• Exercise requirements: Go through the data and copy every line exactly, but not the images.

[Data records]
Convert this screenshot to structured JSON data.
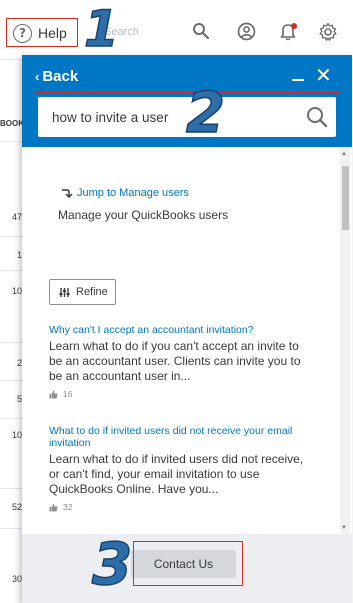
{
  "topbar": {
    "help_label": "Help",
    "help_glyph": "?",
    "search_placeholder": "Search",
    "icons": [
      "search-icon",
      "profile-icon",
      "bell-icon",
      "gear-icon"
    ]
  },
  "annotations": {
    "step1": "1",
    "step2": "2",
    "step3": "3"
  },
  "background_table": {
    "header": "BOOKS",
    "values": [
      "47",
      "1",
      "10",
      "2",
      "5",
      "10",
      "52",
      "30"
    ]
  },
  "panel": {
    "back_label": "Back",
    "search_value": "how to invite a user",
    "jump_link": "Jump to Manage users",
    "jump_subtitle": "Manage your QuickBooks users",
    "refine_label": "Refine",
    "results": [
      {
        "title": "Why can't I accept an accountant invitation?",
        "description": "Learn what to do if you can't accept an invite to be an accountant user. Clients can invite you to be an accountant user in...",
        "votes": "16"
      },
      {
        "title": "What to do if invited users did not receive your email invitation",
        "description": "Learn what to do if invited users did not receive, or can't find, your email invitation to use QuickBooks Online. Have you...",
        "votes": "32"
      }
    ],
    "contact_label": "Contact Us"
  },
  "colors": {
    "brand_blue": "#0077c5",
    "highlight_red": "#d52b1e",
    "annotation_blue": "#2d6ea8"
  }
}
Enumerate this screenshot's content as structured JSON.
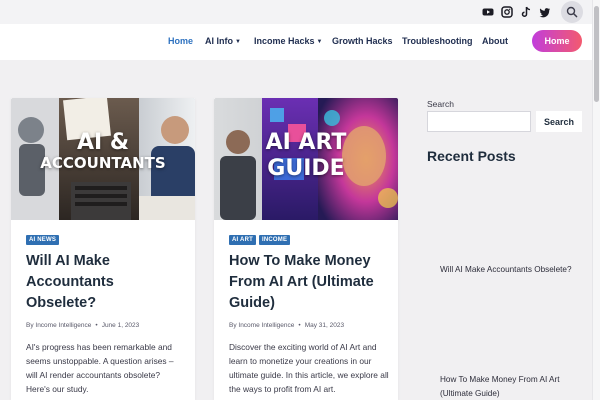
{
  "topbar": {
    "social": [
      {
        "name": "youtube-icon"
      },
      {
        "name": "instagram-icon"
      },
      {
        "name": "tiktok-icon"
      },
      {
        "name": "twitter-icon"
      }
    ],
    "search_icon": "search-icon"
  },
  "nav": {
    "home": "Home",
    "ai_info": "AI Info",
    "income_hacks": "Income Hacks",
    "growth_hacks": "Growth Hacks",
    "troubleshooting": "Troubleshooting",
    "about": "About",
    "home_button": "Home"
  },
  "colors": {
    "accent_blue": "#2e72c0",
    "tag_blue": "#2f6fb2",
    "button_gradient_start": "#c13edb",
    "button_gradient_end": "#f35a6f"
  },
  "posts": [
    {
      "image_text_1": "AI &",
      "image_text_2": "ACCOUNTANTS",
      "tags": [
        "AI NEWS"
      ],
      "title": "Will AI Make Accountants Obselete?",
      "author": "By Income Intelligence",
      "date": "June 1, 2023",
      "excerpt": "AI's progress has been remarkable and seems unstoppable. A question arises – will AI render accountants obsolete? Here's our study."
    },
    {
      "image_text_1": "AI ART",
      "image_text_2": "GUIDE",
      "tags": [
        "AI ART",
        "INCOME"
      ],
      "title": "How To Make Money From AI Art (Ultimate Guide)",
      "author": "By Income Intelligence",
      "date": "May 31, 2023",
      "excerpt": "Discover the exciting world of AI Art and learn to monetize your creations in our ultimate guide. In this article, we explore all the ways to profit from AI art."
    }
  ],
  "sidebar": {
    "search_label": "Search",
    "search_button": "Search",
    "recent_heading": "Recent Posts",
    "recent": [
      "Will AI Make Accountants Obselete?",
      "How To Make Money From AI Art (Ultimate Guide)"
    ]
  }
}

• Completed task:
Convert this screenshot to structured JSON data.
{
  "topbar": {
    "help_label": "Help",
    "help_glyph": "?",
    "search_placeholder": "Search",
    "icons": [
      "search-icon",
      "profile-icon",
      "bell-icon",
      "gear-icon"
    ]
  },
  "annotations": {
    "step1": "1",
    "step2": "2",
    "step3": "3"
  },
  "background_table": {
    "header": "BOOKS",
    "values": [
      "47",
      "1",
      "10",
      "2",
      "5",
      "10",
      "52",
      "30"
    ]
  },
  "panel": {
    "back_label": "Back",
    "search_value": "how to invite a user",
    "jump_link": "Jump to Manage users",
    "jump_subtitle": "Manage your QuickBooks users",
    "refine_label": "Refine",
    "results": [
      {
        "title": "Why can't I accept an accountant invitation?",
        "description": "Learn what to do if you can't accept an invite to be an accountant user. Clients can invite you to be an accountant user in...",
        "votes": "16"
      },
      {
        "title": "What to do if invited users did not receive your email invitation",
        "description": "Learn what to do if invited users did not receive, or can't find, your email invitation to use QuickBooks Online. Have you...",
        "votes": "32"
      }
    ],
    "contact_label": "Contact Us"
  },
  "colors": {
    "brand_blue": "#0077c5",
    "highlight_red": "#d52b1e",
    "annotation_blue": "#2d6ea8"
  }
}
Enumerate this screenshot's content as structured JSON.
{
  "topbar": {
    "social": [
      {
        "name": "youtube-icon"
      },
      {
        "name": "instagram-icon"
      },
      {
        "name": "tiktok-icon"
      },
      {
        "name": "twitter-icon"
      }
    ],
    "search_icon": "search-icon"
  },
  "nav": {
    "home": "Home",
    "ai_info": "AI Info",
    "income_hacks": "Income Hacks",
    "growth_hacks": "Growth Hacks",
    "troubleshooting": "Troubleshooting",
    "about": "About",
    "home_button": "Home"
  },
  "colors": {
    "accent_blue": "#2e72c0",
    "tag_blue": "#2f6fb2",
    "button_gradient_start": "#c13edb",
    "button_gradient_end": "#f35a6f"
  },
  "posts": [
    {
      "image_text_1": "AI &",
      "image_text_2": "ACCOUNTANTS",
      "tags": [
        "AI NEWS"
      ],
      "title": "Will AI Make Accountants Obselete?",
      "author": "By Income Intelligence",
      "date": "June 1, 2023",
      "excerpt": "AI's progress has been remarkable and seems unstoppable. A question arises – will AI render accountants obsolete? Here's our study."
    },
    {
      "image_text_1": "AI ART",
      "image_text_2": "GUIDE",
      "tags": [
        "AI ART",
        "INCOME"
      ],
      "title": "How To Make Money From AI Art (Ultimate Guide)",
      "author": "By Income Intelligence",
      "date": "May 31, 2023",
      "excerpt": "Discover the exciting world of AI Art and learn to monetize your creations in our ultimate guide. In this article, we explore all the ways to profit from AI art."
    }
  ],
  "sidebar": {
    "search_label": "Search",
    "search_button": "Search",
    "recent_heading": "Recent Posts",
    "recent": [
      "Will AI Make Accountants Obselete?",
      "How To Make Money From AI Art (Ultimate Guide)"
    ]
  }
}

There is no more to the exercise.